[Figure dataset records]
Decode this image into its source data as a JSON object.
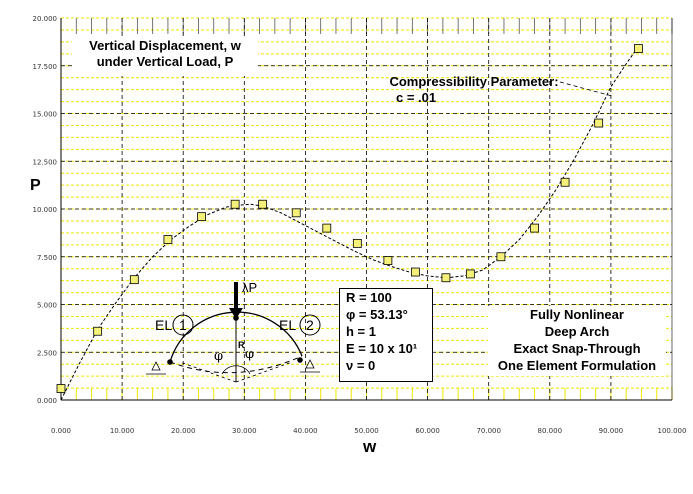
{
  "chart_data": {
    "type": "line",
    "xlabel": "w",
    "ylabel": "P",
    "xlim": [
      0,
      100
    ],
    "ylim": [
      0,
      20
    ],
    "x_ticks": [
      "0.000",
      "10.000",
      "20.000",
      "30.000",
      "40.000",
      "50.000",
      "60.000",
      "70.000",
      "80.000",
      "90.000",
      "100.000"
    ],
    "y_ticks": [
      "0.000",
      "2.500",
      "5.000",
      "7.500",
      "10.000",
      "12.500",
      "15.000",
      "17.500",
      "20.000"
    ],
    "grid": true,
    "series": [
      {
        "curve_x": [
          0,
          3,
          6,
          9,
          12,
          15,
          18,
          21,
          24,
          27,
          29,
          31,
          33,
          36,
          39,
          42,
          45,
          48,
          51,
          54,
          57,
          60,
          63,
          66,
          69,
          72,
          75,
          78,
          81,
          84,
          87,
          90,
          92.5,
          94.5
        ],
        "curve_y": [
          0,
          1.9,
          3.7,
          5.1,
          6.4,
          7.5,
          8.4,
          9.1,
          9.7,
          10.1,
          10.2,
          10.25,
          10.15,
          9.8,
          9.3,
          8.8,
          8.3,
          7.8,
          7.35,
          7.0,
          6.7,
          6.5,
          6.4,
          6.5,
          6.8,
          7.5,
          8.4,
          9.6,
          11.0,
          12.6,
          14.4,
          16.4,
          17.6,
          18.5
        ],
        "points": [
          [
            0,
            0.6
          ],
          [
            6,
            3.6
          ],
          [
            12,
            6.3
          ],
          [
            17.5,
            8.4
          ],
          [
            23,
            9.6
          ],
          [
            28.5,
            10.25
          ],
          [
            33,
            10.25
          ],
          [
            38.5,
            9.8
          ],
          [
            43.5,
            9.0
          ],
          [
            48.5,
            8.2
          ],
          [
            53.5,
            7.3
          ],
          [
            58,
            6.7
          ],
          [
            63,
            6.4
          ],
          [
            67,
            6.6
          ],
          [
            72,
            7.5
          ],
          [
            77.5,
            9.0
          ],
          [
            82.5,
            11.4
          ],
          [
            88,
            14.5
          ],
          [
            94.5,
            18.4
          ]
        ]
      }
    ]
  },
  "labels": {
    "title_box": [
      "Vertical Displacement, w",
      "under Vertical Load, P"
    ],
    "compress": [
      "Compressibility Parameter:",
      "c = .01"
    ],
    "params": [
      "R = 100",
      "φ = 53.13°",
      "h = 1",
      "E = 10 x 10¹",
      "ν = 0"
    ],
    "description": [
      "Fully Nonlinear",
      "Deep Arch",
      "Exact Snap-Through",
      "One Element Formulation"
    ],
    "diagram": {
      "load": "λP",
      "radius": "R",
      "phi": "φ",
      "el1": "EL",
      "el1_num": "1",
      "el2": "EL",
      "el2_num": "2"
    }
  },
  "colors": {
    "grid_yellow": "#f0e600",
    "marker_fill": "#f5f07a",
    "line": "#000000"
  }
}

**PROMPT:**
Leave out the pictures and print each record exactly as it stands.

**OUTPUT OF THE EXERCISE:**
Decode this image into its source data as a JSON object.
{
  "chart_data": {
    "type": "line",
    "xlabel": "w",
    "ylabel": "P",
    "xlim": [
      0,
      100
    ],
    "ylim": [
      0,
      20
    ],
    "x_ticks": [
      "0.000",
      "10.000",
      "20.000",
      "30.000",
      "40.000",
      "50.000",
      "60.000",
      "70.000",
      "80.000",
      "90.000",
      "100.000"
    ],
    "y_ticks": [
      "0.000",
      "2.500",
      "5.000",
      "7.500",
      "10.000",
      "12.500",
      "15.000",
      "17.500",
      "20.000"
    ],
    "grid": true,
    "series": [
      {
        "curve_x": [
          0,
          3,
          6,
          9,
          12,
          15,
          18,
          21,
          24,
          27,
          29,
          31,
          33,
          36,
          39,
          42,
          45,
          48,
          51,
          54,
          57,
          60,
          63,
          66,
          69,
          72,
          75,
          78,
          81,
          84,
          87,
          90,
          92.5,
          94.5
        ],
        "curve_y": [
          0,
          1.9,
          3.7,
          5.1,
          6.4,
          7.5,
          8.4,
          9.1,
          9.7,
          10.1,
          10.2,
          10.25,
          10.15,
          9.8,
          9.3,
          8.8,
          8.3,
          7.8,
          7.35,
          7.0,
          6.7,
          6.5,
          6.4,
          6.5,
          6.8,
          7.5,
          8.4,
          9.6,
          11.0,
          12.6,
          14.4,
          16.4,
          17.6,
          18.5
        ],
        "points": [
          [
            0,
            0.6
          ],
          [
            6,
            3.6
          ],
          [
            12,
            6.3
          ],
          [
            17.5,
            8.4
          ],
          [
            23,
            9.6
          ],
          [
            28.5,
            10.25
          ],
          [
            33,
            10.25
          ],
          [
            38.5,
            9.8
          ],
          [
            43.5,
            9.0
          ],
          [
            48.5,
            8.2
          ],
          [
            53.5,
            7.3
          ],
          [
            58,
            6.7
          ],
          [
            63,
            6.4
          ],
          [
            67,
            6.6
          ],
          [
            72,
            7.5
          ],
          [
            77.5,
            9.0
          ],
          [
            82.5,
            11.4
          ],
          [
            88,
            14.5
          ],
          [
            94.5,
            18.4
          ]
        ]
      }
    ]
  },
  "labels": {
    "title_box": [
      "Vertical Displacement, w",
      "under Vertical Load, P"
    ],
    "compress": [
      "Compressibility Parameter:",
      "c = .01"
    ],
    "params": [
      "R = 100",
      "φ = 53.13°",
      "h = 1",
      "E = 10 x 10¹",
      "ν = 0"
    ],
    "description": [
      "Fully Nonlinear",
      "Deep Arch",
      "Exact Snap-Through",
      "One Element Formulation"
    ],
    "diagram": {
      "load": "λP",
      "radius": "R",
      "phi": "φ",
      "el1": "EL",
      "el1_num": "1",
      "el2": "EL",
      "el2_num": "2"
    }
  },
  "colors": {
    "grid_yellow": "#f0e600",
    "marker_fill": "#f5f07a",
    "line": "#000000"
  }
}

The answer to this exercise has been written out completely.